** START OF Data section **

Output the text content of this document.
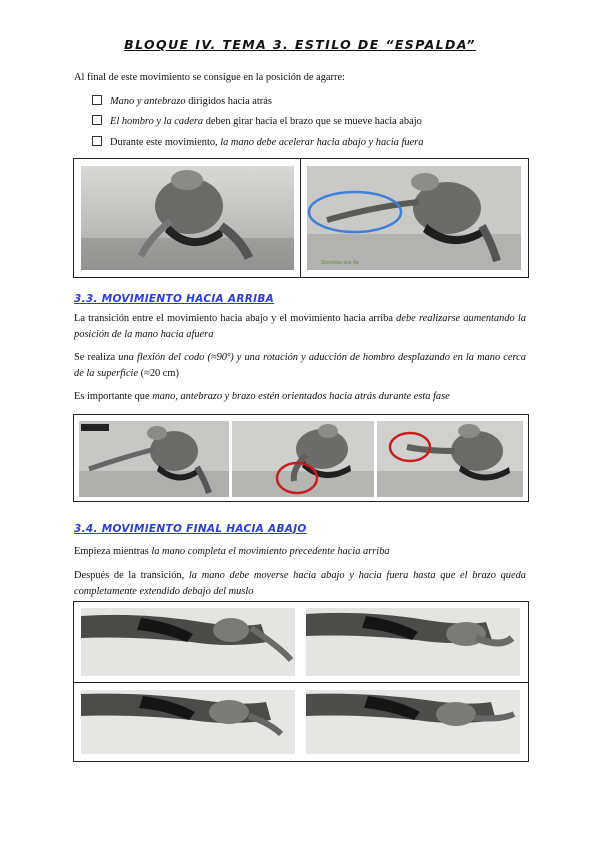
BLOQUE IV. TEMA 3. ESTILO DE “ESPALDA”
Al final de este movimiento se consigue en la posición de agarre:
Mano y antebrazo dirigidos hacia atrás
El hombro y la cadera deben girar hacia el brazo que se mueve hacia abajo
Durante este movimiento, la mano debe acelerar hacia abajo y hacia fuera
Shoreline dve 4p
3.3. MOVIMIENTO HACIA ARRIBA
La transición entre el movimiento hacia abajo y el movimiento hacia arriba debe realizarse aumentando la posición de la mano hacia afuera
Se realiza una flexión del codo (≈90º) y una rotación y aducción de hombro desplazando en la mano cerca de la superficie (≈20 cm)
Es importante que mano, antebrazo y brazo estén orientados hacia atrás durante esta fase
3.4. MOVIMIENTO FINAL HACIA ABAJO
Empieza mientras la mano completa el movimiento precedente hacia arriba
Después de la transición, la mano debe moverse hacia abajo y hacia fuera hasta que el brazo queda completamente extendido debajo del muslo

** END OF Data section **

## The problem:
Copy each line in full and exactly, omitting any picture.

## Complete response:
Output the text content of this document.
BLOQUE IV. TEMA 3. ESTILO DE “ESPALDA”
Al final de este movimiento se consigue en la posición de agarre:
Mano y antebrazo dirigidos hacia atrás
El hombro y la cadera deben girar hacia el brazo que se mueve hacia abajo
Durante este movimiento, la mano debe acelerar hacia abajo y hacia fuera
Shoreline dve 4p
3.3. MOVIMIENTO HACIA ARRIBA
La transición entre el movimiento hacia abajo y el movimiento hacia arriba debe realizarse aumentando la posición de la mano hacia afuera
Se realiza una flexión del codo (≈90º) y una rotación y aducción de hombro desplazando en la mano cerca de la superficie (≈20 cm)
Es importante que mano, antebrazo y brazo estén orientados hacia atrás durante esta fase
3.4. MOVIMIENTO FINAL HACIA ABAJO
Empieza mientras la mano completa el movimiento precedente hacia arriba
Después de la transición, la mano debe moverse hacia abajo y hacia fuera hasta que el brazo queda completamente extendido debajo del muslo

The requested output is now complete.